> **Aim of the exercise**: Can you pull out each line of the data below that includes the word "sciences"?

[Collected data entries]
|---|
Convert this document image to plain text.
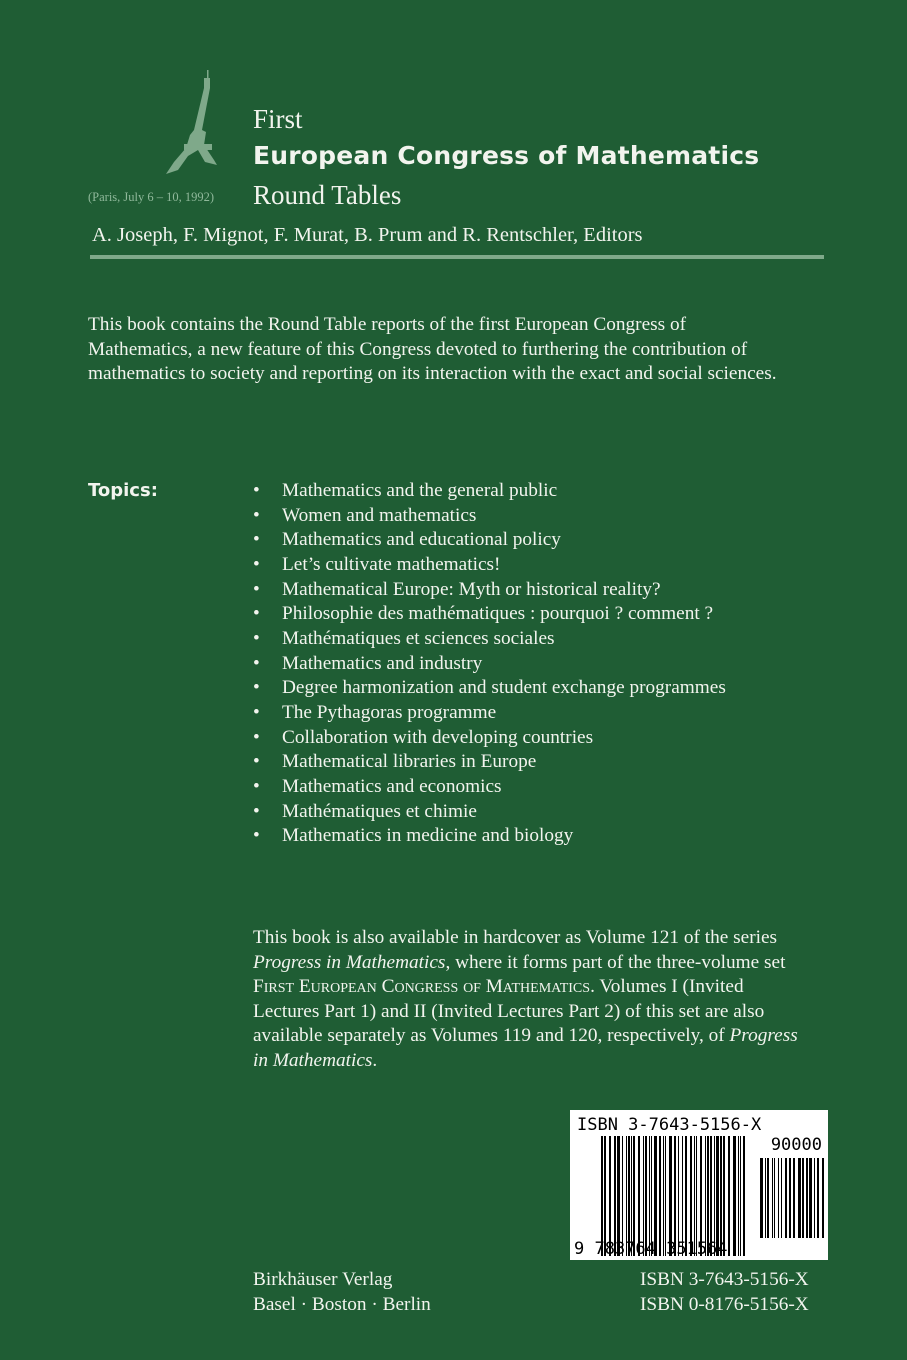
(Paris, July 6 – 10, 1992)
First
European Congress of Mathematics
Round Tables
A. Joseph, F. Mignot, F. Murat, B. Prum and R. Rentschler, Editors
This book contains the Round Table reports of the first European Congress of Mathematics, a new feature of this Congress devoted to furthering the contribution of mathematics to society and reporting on its interaction with the exact and social sciences.
Topics:	• Mathematics and the general public
• Women and mathematics
• Mathematics and educational policy
• Let’s cultivate mathematics!
• Mathematical Europe: Myth or historical reality?
• Philosophie des mathématiques : pourquoi ? comment ?
• Mathématiques et sciences sociales
• Mathematics and industry
• Degree harmonization and student exchange programmes
• The Pythagoras programme
• Collaboration with developing countries
• Mathematical libraries in Europe
• Mathematics and economics
• Mathématiques et chimie
• Mathematics in medicine and biology
This book is also available in hardcover as Volume 121 of the series Progress in Mathematics, where it forms part of the three-volume set First European Congress of Mathematics. Volumes I (Invited Lectures Part 1) and II (Invited Lectures Part 2) of this set are also available separately as Volumes 119 and 120, respectively, of Progress in Mathematics.
ISBN 3-7643-5156-X
90000
9 783764 351564
Birkhäuser Verlag
Basel · Boston · Berlin
ISBN 3-7643-5156-X
ISBN 0-8176-5156-X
|---|
> **Problem solution**:
This book contains the Round Table reports of the first European Congress of Mathematics, a new feature of this Congress devoted to furthering the contribution of mathematics to society and reporting on its interaction with the exact and social sciences.
• Mathématiques et sciences sociales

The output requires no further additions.